In December 2002, someone sprayed red paint on the rear door of the Magistracy to support the implementation of Article 23, he was later charged with criminal damage to property.

In December 2003  (aka King of the Gangsters) (Traditional Chinese: 季炳雄) appeared in the Magistracy facing charges of illegal possession of firearms and causing grievous bodily harm to two police officers.  Since Kwai was a mastermind of a cross-border gang and the most wanted criminal whom the Hong Kong Police Force had wished to apprehend, there were over one hundred armed police officers stationed outside the Magistracy on the trial date for security purposes.

Architecture
The 7-storey court building was built in granite ashlar blocks in 1960 and designed by Palmer & Turner Architects. North Kowloon Magistracy is featured by the Neo-classical architecture and Stripped Classicism, a form of neo-classicism from which most of the traditional mouldings, ornament and details have been elided, visually emphasizing the structural and proportional systems. Although there are a few other buildings of similar design in Hong Kong, the Magistracy building appears to be the only surviving example of this building type and therefore can be considered as a rarity.

The building is divided into 3 functional zones and characterized by independent circulation access for general public, magistrates and staff, police and prisoners respectively. Its gross floor area is approximately 7,345 m2 with a central atrium.

On its front facade, there are central projecting bay, symmetrical tall and narrow windows. Tiled apron panels can be seen. The external wall is mostly grey with blue canopies. A central light well was constructed spanning the third to the fifth floor.

Construction materials

The materials used for construction of the building is reinforced concrete.
For the exterior part, there are mainly granite finishes on the front facade, with granite sprayed as coverage. Dark blue glazed ceramic tiles were used too.
For the interior part, various materials were adopted. Emulsion paint was used on the wall with some other floor finishes, e.g. vinyl and ceramic floor tiles and timber floor strips.

Architectural merits

External

The door at the main entrance is a pair of bronze doors and the bronze doorcases with moulded architraves. Another major architectural feature of the building is the double half-turn unenclosed symmetrical grand staircase outside the door that form a hexagon. On the balustrade of staircases, there is ornamental ironwork featuring with Grecian motifs. Some landings, strings, spandrels in Italianate palazzo style can also be found.

• _Information shown_:

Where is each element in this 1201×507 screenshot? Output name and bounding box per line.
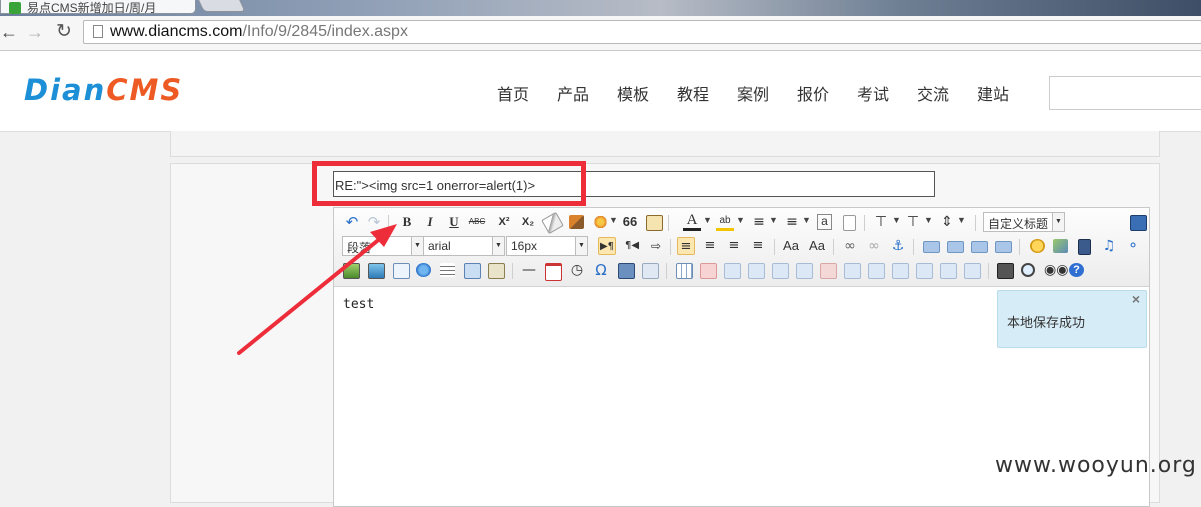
watermark: www.wooyun.org xyxy=(995,453,1197,478)
annotation-arrow xyxy=(237,224,397,355)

• _Problems to solve_:
1: In the passage on the North Kowloon Magistracy, translate this sentence into French: "The external wall is mostly grey with blue canopies."
2: According to the passage on the North Kowloon Magistracy, which firm designed the court building?
3: Write a continuation of the passage on the North Kowloon Magistracy, starting after its final sentence.

• _In response_:
1: Le mur extérieur est principalement gris, avec des auvents bleus.

2: Palmer & Turner Architects.

3:
Internal
There are ornamental handrails and guard bars to the windows, and Italianate balustrades on the staircases on the first three floors.

Defects
Minor cracks on walls and beams at some floors are found on the building. Spalling of concrete is also observed on ceilings of some floors. Regular maintenance and monitoring is required to keep the structural slabs, beams and columns in good condition.

Conservation
Since its closure in 2005, the Hong Kong Government had suggested making the North Kowloon Magistracy a declared monument or turning the Magistracy into the headquarters of the Hong Kong Examinations and Assessment Authority. However, this proposal faced strong opposition from the Sham Shui Po District Council, which in turn suggested using the site to build a Legal History Museum.

In 2008, the North Kowloon Magistracy was part of the seven buildings of Batch I of the Hong Kong Government's Revitalising Historic Buildings Through Partnership Scheme seeking adaptive reuse of government-owned historic buildings. On 17 February 2009, the government declared that the building will be used by the Savannah College of Art and Design (SCAD) (Traditional Chinese: 美國薩凡納藝術設計學院) as the school building as well as helping the old court become a Digital Media Centre of Asia.

The Savannah College of Art and Design is granted the right to use the building of the former North Kowloon Magistracy for its Hong Kong branch campus, which is its first campus in Asia and will be in addition to campuses in Savannah, GA, Atlanta, GA and Lacoste, France. The anticipated renovation period for the magistracy building will be around 15 months and the SCAD school is expected to open in 2011, allowing the public to visit the old law courts and passages for prisoners. The estimated flow of people is about 130,000 headcounts per year for the first five years of opening.

Implementation
A branch campus of the Savannah College of Art and Design (SCAD) was established, providing 1,500 student places at tertiary level for studies on digital media, including animation, advertising design, photography, graphic design, illustration, interactive design and game development, motion media design, and visual effects. The revitalisation and reconstruction project was estimated to cost approximately $100 million. SCAD wishes to:

 Establish Hong Kong as a pre-eminent site for the study of digital media in Asia;
 Offer globally recognised digital media programmes, enhance global competitiveness in digital media and creative industries and increase educational diversity to Hong Kong;
 Give more support to the development of creative industry in Hong Kong;
 Set up a facility to provide cultural resources to both students and the professional industry; and
 Add an international dimension to the Sham Shui Po district and revitalize the community.

Apart from the above, it is hoped that the project will obtain synergy effect by cooperating with the nearby Jockey Club Creative Arts Centre () and provide summer art programmes and campaigns to students.

The project retains the exterior appearance of the Magistracy. Parts of the building will remain open to the public and a gallery will be set up to display the history of the Magistracy. A website will also be created to show the comparison between the old Magistracy building and the newly renovated SCAD-Hong Kong Campus. A conservation documentary that captures the entire conservation process will be produced.

It is expected that the project will house 40 classrooms, 16 faculty and staff offices, one library, one art gallery, and two computer laboratories. Also, two court rooms will be converted into a digital studio and a lecture hall respectively. The project will implement a variety of greening measures such as use of high efficiency lighting and fixtures fabricated from sustainable materials.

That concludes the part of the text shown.